§ Task directions: Count each line below that has "политическая" anywhere in it. Answer with the total alone.

(Entries taken from a collection)
++++++++
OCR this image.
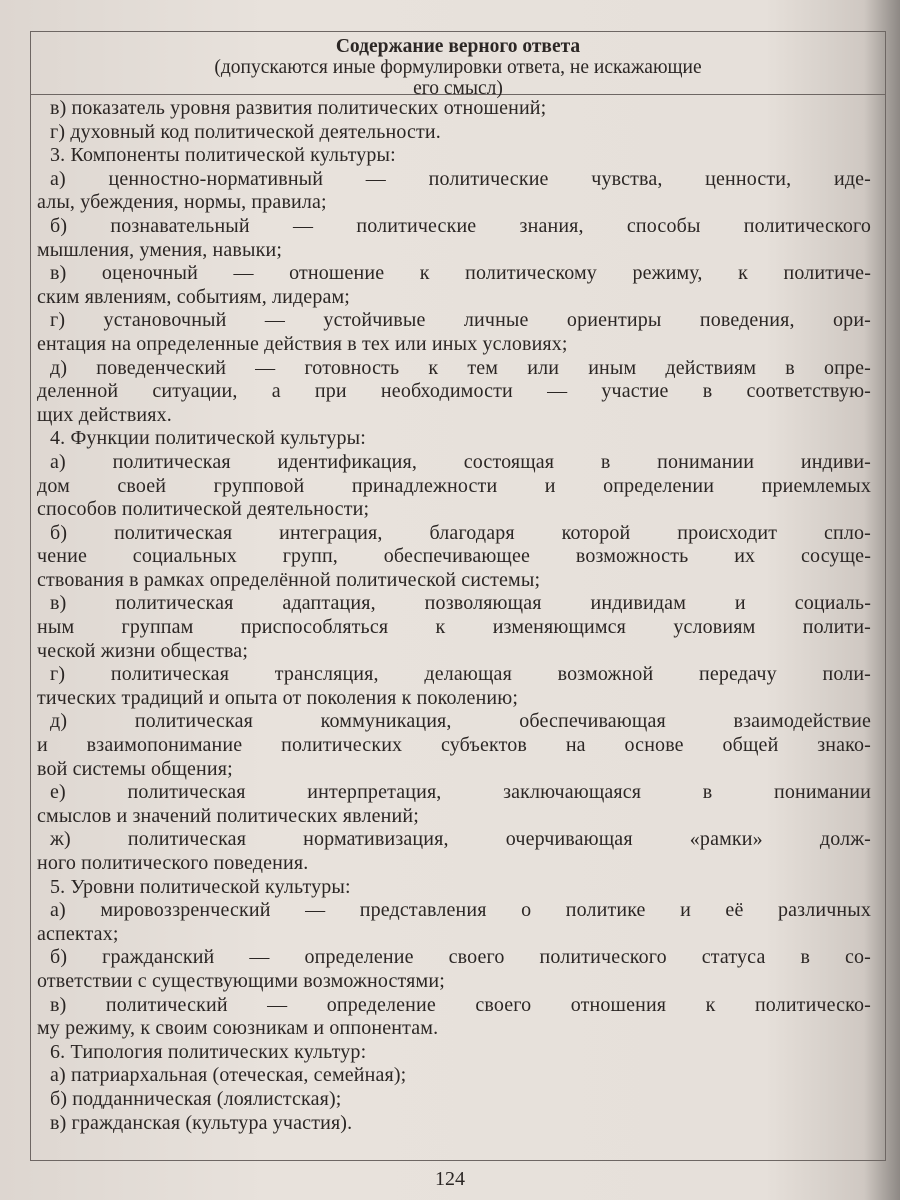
Содержание верного ответа
(допускаются иные формулировки ответа, не искажающие
его смысл)
в) показатель уровня развития политических отношений;
г) духовный код политической деятельности.
3. Компоненты политической культуры:
а) ценностно-нормативный — политические чувства, ценности, иде-
алы, убеждения, нормы, правила;
б) познавательный — политические знания, способы политического
мышления, умения, навыки;
в) оценочный — отношение к политическому режиму, к политиче-
ским явлениям, событиям, лидерам;
г) установочный — устойчивые личные ориентиры поведения, ори-
ентация на определенные действия в тех или иных условиях;
д) поведенческий — готовность к тем или иным действиям в опре-
деленной ситуации, а при необходимости — участие в соответствую-
щих действиях.
4. Функции политической культуры:
а) политическая идентификация, состоящая в понимании индиви-
дом своей групповой принадлежности и определении приемлемых
способов политической деятельности;
б) политическая интеграция, благодаря которой происходит спло-
чение социальных групп, обеспечивающее возможность их сосуще-
ствования в рамках определённой политической системы;
в) политическая адаптация, позволяющая индивидам и социаль-
ным группам приспособляться к изменяющимся условиям полити-
ческой жизни общества;
г) политическая трансляция, делающая возможной передачу поли-
тических традиций и опыта от поколения к поколению;
д) политическая коммуникация, обеспечивающая взаимодействие
и взаимопонимание политических субъектов на основе общей знако-
вой системы общения;
е) политическая интерпретация, заключающаяся в понимании
смыслов и значений политических явлений;
ж) политическая нормативизация, очерчивающая «рамки» долж-
ного политического поведения.
5. Уровни политической культуры:
а) мировоззренческий — представления о политике и её различных
аспектах;
б) гражданский — определение своего политического статуса в со-
ответствии с существующими возможностями;
в) политический — определение своего отношения к политическо-
му режиму, к своим союзникам и оппонентам.
6. Типология политических культур:
а) патриархальная (отеческая, семейная);
б) подданническая (лоялистская);
в) гражданская (культура участия).
124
++++++++
§ Final result: 7